• Exercise objective
Whenever a line contains the string "siti", copy it out of the entries.

• Extracted records
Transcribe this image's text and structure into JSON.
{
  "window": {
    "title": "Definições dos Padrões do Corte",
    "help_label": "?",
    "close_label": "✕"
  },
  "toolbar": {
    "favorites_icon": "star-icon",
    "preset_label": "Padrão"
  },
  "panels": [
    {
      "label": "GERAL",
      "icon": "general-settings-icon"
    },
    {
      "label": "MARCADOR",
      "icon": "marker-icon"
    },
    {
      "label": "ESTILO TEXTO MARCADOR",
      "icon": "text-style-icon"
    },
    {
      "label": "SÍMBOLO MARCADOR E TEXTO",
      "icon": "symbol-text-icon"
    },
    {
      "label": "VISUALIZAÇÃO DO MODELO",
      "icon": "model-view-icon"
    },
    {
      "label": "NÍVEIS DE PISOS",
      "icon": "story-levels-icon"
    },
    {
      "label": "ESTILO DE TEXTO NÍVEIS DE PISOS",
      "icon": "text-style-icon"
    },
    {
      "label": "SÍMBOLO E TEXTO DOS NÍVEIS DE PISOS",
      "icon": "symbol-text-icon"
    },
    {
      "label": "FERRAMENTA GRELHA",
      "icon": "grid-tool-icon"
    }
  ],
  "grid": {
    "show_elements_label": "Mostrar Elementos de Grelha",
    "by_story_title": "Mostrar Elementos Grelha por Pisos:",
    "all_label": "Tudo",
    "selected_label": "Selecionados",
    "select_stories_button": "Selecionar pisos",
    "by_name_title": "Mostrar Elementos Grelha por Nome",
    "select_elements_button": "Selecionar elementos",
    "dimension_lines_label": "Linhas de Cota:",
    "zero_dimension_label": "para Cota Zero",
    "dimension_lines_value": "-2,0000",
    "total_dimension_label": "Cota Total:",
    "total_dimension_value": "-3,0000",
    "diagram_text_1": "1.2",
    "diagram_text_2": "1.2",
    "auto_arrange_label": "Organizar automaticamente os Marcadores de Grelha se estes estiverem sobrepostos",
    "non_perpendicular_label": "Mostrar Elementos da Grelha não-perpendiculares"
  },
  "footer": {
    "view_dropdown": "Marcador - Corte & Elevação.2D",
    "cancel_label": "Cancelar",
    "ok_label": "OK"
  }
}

--

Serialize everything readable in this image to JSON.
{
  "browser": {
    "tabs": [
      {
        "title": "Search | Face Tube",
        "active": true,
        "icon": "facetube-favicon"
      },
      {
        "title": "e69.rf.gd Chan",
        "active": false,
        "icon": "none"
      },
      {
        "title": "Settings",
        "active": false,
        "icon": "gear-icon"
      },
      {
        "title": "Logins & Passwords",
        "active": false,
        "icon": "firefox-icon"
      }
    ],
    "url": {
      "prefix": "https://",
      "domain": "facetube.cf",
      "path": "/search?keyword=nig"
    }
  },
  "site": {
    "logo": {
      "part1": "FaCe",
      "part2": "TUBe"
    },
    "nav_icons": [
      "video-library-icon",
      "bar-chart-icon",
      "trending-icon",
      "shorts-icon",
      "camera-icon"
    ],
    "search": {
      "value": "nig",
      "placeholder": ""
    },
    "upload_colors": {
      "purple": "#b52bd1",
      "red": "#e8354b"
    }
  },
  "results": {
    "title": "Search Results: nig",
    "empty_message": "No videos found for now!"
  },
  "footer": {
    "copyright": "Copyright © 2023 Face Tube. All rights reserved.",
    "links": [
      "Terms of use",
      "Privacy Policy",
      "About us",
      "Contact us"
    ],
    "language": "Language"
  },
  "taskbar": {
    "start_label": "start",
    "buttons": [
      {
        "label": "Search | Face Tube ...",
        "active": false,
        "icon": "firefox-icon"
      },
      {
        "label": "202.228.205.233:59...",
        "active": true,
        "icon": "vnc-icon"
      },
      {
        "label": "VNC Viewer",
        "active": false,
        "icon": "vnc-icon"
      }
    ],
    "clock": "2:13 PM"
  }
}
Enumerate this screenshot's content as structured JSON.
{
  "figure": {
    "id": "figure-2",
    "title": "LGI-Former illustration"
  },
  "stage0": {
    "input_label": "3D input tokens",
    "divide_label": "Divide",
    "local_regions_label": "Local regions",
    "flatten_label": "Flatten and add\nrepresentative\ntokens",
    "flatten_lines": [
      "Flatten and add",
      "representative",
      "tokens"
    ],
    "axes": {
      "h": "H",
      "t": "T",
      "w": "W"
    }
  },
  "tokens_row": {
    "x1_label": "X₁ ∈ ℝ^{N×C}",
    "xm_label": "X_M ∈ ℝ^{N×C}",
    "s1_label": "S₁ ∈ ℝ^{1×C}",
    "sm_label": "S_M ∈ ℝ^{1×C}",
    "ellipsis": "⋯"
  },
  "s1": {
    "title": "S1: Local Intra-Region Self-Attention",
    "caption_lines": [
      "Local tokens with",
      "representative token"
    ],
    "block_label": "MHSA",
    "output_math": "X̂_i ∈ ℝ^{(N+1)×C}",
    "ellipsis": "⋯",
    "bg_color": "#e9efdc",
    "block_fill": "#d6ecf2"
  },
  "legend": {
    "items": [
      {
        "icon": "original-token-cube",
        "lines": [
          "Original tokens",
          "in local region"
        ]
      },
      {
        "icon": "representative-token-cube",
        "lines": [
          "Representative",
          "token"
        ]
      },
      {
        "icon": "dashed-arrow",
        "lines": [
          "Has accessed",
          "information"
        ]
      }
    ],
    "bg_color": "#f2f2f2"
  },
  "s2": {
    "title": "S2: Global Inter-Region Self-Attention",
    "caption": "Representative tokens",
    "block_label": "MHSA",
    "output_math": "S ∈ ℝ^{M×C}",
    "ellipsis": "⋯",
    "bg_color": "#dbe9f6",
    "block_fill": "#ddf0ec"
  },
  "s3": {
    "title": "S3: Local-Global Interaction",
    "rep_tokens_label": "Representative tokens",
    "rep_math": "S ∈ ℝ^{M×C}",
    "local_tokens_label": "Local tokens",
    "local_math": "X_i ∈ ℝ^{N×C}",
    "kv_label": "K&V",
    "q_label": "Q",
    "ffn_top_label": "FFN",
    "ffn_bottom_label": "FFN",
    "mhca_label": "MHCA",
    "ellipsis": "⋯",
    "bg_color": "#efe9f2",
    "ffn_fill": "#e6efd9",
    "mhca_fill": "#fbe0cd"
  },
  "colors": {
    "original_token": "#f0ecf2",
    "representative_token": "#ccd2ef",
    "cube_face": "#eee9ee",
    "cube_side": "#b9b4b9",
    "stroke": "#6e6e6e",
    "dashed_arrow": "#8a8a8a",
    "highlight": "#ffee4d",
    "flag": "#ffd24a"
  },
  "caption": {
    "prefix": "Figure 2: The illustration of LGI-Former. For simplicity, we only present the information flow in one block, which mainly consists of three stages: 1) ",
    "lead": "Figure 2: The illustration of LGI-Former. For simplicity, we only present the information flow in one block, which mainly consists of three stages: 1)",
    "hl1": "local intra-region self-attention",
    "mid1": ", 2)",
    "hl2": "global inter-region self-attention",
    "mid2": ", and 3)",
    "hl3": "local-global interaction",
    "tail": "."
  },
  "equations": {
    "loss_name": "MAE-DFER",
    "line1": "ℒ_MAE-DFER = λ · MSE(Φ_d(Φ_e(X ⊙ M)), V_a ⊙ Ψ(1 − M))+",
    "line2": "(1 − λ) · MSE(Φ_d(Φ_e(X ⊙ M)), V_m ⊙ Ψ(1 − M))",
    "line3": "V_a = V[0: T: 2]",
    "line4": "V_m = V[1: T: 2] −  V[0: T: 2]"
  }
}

* * *

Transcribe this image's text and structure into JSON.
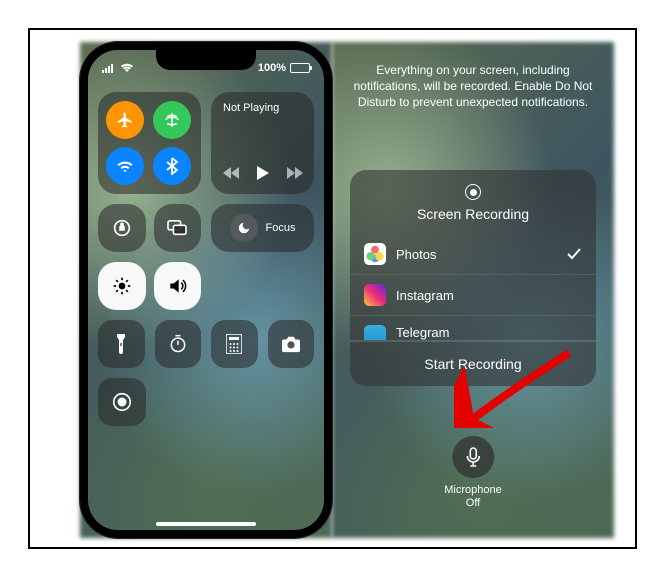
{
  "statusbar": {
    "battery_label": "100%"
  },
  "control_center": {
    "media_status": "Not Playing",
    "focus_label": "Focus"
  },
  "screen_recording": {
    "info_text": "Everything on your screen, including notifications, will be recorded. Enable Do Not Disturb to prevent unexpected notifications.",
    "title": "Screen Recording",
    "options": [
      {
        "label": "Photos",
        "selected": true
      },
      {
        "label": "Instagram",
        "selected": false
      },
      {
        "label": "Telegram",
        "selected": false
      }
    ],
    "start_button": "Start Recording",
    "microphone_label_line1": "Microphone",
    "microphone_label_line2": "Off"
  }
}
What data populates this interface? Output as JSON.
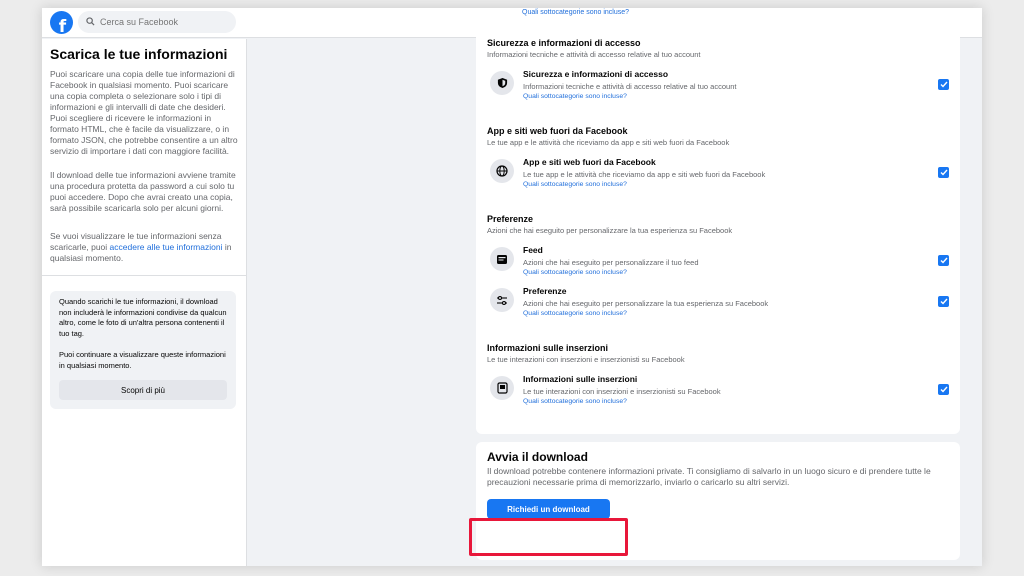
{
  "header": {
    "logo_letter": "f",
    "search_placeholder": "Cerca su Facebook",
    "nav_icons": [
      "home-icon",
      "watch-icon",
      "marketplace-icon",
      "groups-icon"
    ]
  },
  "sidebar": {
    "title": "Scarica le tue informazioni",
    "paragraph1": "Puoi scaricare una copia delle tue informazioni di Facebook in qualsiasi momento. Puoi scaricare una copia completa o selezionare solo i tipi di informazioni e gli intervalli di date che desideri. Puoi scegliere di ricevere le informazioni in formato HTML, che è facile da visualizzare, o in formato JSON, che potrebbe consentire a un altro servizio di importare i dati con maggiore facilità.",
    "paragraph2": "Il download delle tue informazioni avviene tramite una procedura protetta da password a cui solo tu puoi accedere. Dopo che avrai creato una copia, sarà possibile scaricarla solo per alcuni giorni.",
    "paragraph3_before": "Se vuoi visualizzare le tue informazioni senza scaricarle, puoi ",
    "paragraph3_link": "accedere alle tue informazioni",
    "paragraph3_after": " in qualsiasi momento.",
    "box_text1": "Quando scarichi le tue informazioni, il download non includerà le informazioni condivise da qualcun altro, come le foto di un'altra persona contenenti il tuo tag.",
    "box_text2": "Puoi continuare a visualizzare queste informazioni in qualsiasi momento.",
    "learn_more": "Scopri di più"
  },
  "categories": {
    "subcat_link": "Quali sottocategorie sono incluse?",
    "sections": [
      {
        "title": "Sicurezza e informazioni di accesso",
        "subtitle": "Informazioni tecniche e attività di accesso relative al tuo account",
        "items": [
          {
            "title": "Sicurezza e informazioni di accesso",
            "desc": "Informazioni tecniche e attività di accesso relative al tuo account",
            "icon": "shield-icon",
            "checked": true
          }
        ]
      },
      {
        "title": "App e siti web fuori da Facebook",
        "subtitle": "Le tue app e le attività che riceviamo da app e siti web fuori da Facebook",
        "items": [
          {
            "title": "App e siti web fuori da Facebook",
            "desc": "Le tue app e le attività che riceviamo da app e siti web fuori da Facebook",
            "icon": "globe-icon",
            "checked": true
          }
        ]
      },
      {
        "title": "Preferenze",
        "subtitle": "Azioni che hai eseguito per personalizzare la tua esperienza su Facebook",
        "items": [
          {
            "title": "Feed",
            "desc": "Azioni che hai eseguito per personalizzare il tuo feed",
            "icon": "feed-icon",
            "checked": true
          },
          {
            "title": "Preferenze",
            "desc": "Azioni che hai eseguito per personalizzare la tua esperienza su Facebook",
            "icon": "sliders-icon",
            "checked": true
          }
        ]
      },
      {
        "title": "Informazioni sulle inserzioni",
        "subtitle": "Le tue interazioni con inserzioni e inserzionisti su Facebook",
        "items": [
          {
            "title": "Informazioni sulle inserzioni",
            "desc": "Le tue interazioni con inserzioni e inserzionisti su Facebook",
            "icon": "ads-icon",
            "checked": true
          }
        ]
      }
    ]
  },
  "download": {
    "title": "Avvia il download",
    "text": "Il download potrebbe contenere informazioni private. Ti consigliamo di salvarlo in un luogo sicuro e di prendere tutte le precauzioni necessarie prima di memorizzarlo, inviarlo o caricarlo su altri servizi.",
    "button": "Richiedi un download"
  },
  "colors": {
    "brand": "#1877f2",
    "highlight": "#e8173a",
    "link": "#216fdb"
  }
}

• Expected answer
        "title": "App e siti web fuori da Facebook",
        "subtitle": "Le tue app e le attività che riceviamo da app e siti web fuori da Facebook",
            "title": "App e siti web fuori da Facebook",
            "desc": "Le tue app e le attività che riceviamo da app e siti web fuori da Facebook",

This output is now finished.